[Figure data in JSON]
↓
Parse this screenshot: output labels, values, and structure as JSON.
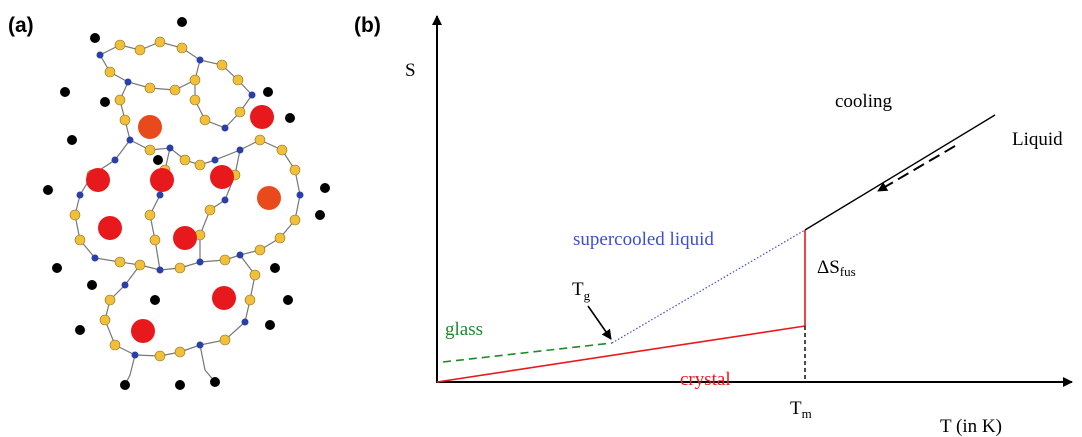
{
  "panel_a": {
    "label": "(a)"
  },
  "panel_b": {
    "label": "(b)",
    "y_axis_label": "S",
    "x_axis_label": "T (in K)",
    "annotations": {
      "cooling": "cooling",
      "liquid": "Liquid",
      "supercooled_liquid": "supercooled liquid",
      "delta_s_fus": {
        "main": "ΔS",
        "sub": "fus"
      },
      "t_g": {
        "main": "T",
        "sub": "g"
      },
      "glass": "glass",
      "crystal": "crystal",
      "t_m": {
        "main": "T",
        "sub": "m"
      }
    }
  }
}
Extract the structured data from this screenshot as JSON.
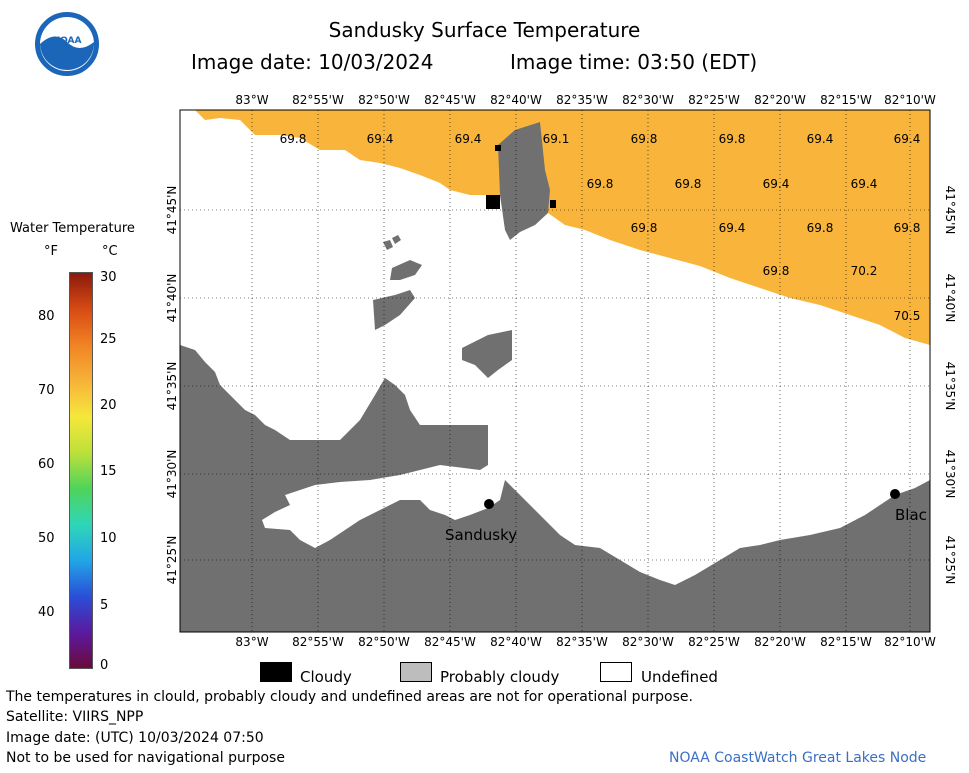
{
  "header": {
    "title": "Sandusky Surface Temperature",
    "image_date": "Image date: 10/03/2024",
    "image_time": "Image time: 03:50 (EDT)"
  },
  "colorbar": {
    "title": "Water Temperature",
    "unit_f": "°F",
    "unit_c": "°C",
    "f_ticks": [
      "80",
      "70",
      "60",
      "50",
      "40"
    ],
    "c_ticks": [
      "30",
      "25",
      "20",
      "15",
      "10",
      "5",
      "0"
    ],
    "colors": [
      "#6a0a3c",
      "#5a1aa0",
      "#2a4fd8",
      "#21a6e6",
      "#2fd6b8",
      "#4fd45a",
      "#bde03a",
      "#f6e83a",
      "#f7b23a",
      "#f08324",
      "#d74a14",
      "#8a1a0c"
    ]
  },
  "map": {
    "lon_labels": [
      "83°W",
      "82°55'W",
      "82°50'W",
      "82°45'W",
      "82°40'W",
      "82°35'W",
      "82°30'W",
      "82°25'W",
      "82°20'W",
      "82°15'W",
      "82°10'W"
    ],
    "lat_labels": [
      "41°45'N",
      "41°40'N",
      "41°35'N",
      "41°30'N",
      "41°25'N"
    ],
    "water_color": "#f9b53b",
    "land_color": "#707070",
    "temperature_labels": [
      "69.8",
      "69.4",
      "69.4",
      "69.1",
      "69.8",
      "69.8",
      "69.4",
      "69.4",
      "69.8",
      "69.8",
      "69.4",
      "69.4",
      "69.8",
      "69.4",
      "69.8",
      "69.8",
      "69.8",
      "70.2",
      "70.5"
    ],
    "places": {
      "sandusky": "Sandusky",
      "black": "Blac"
    }
  },
  "key": {
    "cloudy": "Cloudy",
    "probably_cloudy": "Probably cloudy",
    "undefined": "Undefined"
  },
  "footer": {
    "disclaimer": "The temperatures in clould, probably cloudy and undefined areas are not for operational purpose.",
    "satellite": "Satellite: VIIRS_NPP",
    "utc_date": "Image date: (UTC) 10/03/2024  07:50",
    "nav": "Not to be used for navigational purpose",
    "credit": "NOAA CoastWatch Great Lakes Node"
  }
}
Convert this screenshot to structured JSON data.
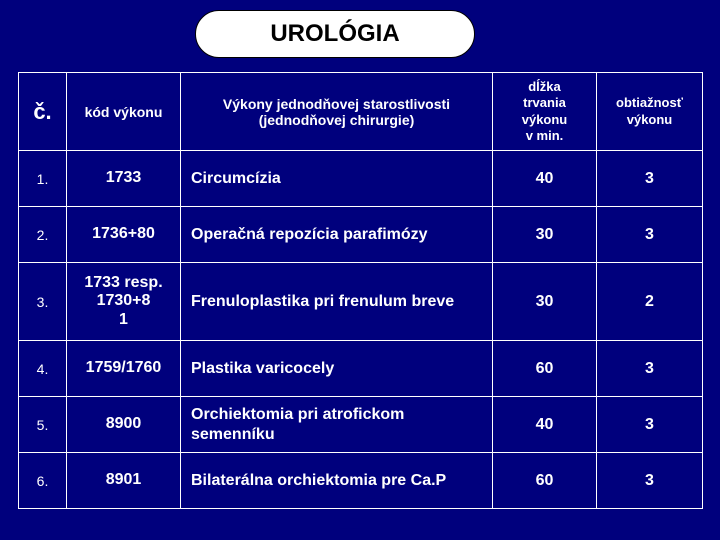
↑
Apart from the pictures, the entries above are to be repeated in full and exactly.

Parse this screenshot: output labels, values, and structure as JSON.
{
  "panel_a": {
    "label": "(a)"
  },
  "panel_b": {
    "label": "(b)",
    "y_axis_label": "S",
    "x_axis_label": "T (in K)",
    "annotations": {
      "cooling": "cooling",
      "liquid": "Liquid",
      "supercooled_liquid": "supercooled liquid",
      "delta_s_fus": {
        "main": "ΔS",
        "sub": "fus"
      },
      "t_g": {
        "main": "T",
        "sub": "g"
      },
      "glass": "glass",
      "crystal": "crystal",
      "t_m": {
        "main": "T",
        "sub": "m"
      }
    }
  }
}
Extract the structured data from this screenshot as JSON.
{
  "header": {
    "title": "Sandusky Surface Temperature",
    "image_date": "Image date: 10/03/2024",
    "image_time": "Image time: 03:50 (EDT)"
  },
  "colorbar": {
    "title": "Water Temperature",
    "unit_f": "°F",
    "unit_c": "°C",
    "f_ticks": [
      "80",
      "70",
      "60",
      "50",
      "40"
    ],
    "c_ticks": [
      "30",
      "25",
      "20",
      "15",
      "10",
      "5",
      "0"
    ],
    "colors": [
      "#6a0a3c",
      "#5a1aa0",
      "#2a4fd8",
      "#21a6e6",
      "#2fd6b8",
      "#4fd45a",
      "#bde03a",
      "#f6e83a",
      "#f7b23a",
      "#f08324",
      "#d74a14",
      "#8a1a0c"
    ]
  },
  "map": {
    "lon_labels": [
      "83°W",
      "82°55'W",
      "82°50'W",
      "82°45'W",
      "82°40'W",
      "82°35'W",
      "82°30'W",
      "82°25'W",
      "82°20'W",
      "82°15'W",
      "82°10'W"
    ],
    "lat_labels": [
      "41°45'N",
      "41°40'N",
      "41°35'N",
      "41°30'N",
      "41°25'N"
    ],
    "water_color": "#f9b53b",
    "land_color": "#707070",
    "temperature_labels": [
      "69.8",
      "69.4",
      "69.4",
      "69.1",
      "69.8",
      "69.8",
      "69.4",
      "69.4",
      "69.8",
      "69.8",
      "69.4",
      "69.4",
      "69.8",
      "69.4",
      "69.8",
      "69.8",
      "69.8",
      "70.2",
      "70.5"
    ],
    "places": {
      "sandusky": "Sandusky",
      "black": "Blac"
    }
  },
  "key": {
    "cloudy": "Cloudy",
    "probably_cloudy": "Probably cloudy",
    "undefined": "Undefined"
  },
  "footer": {
    "disclaimer": "The temperatures in clould, probably cloudy and undefined areas are not for operational purpose.",
    "satellite": "Satellite: VIIRS_NPP",
    "utc_date": "Image date: (UTC) 10/03/2024  07:50",
    "nav": "Not to be used for navigational purpose",
    "credit": "NOAA CoastWatch Great Lakes Node"
  }
}
Convert this screenshot to structured JSON data.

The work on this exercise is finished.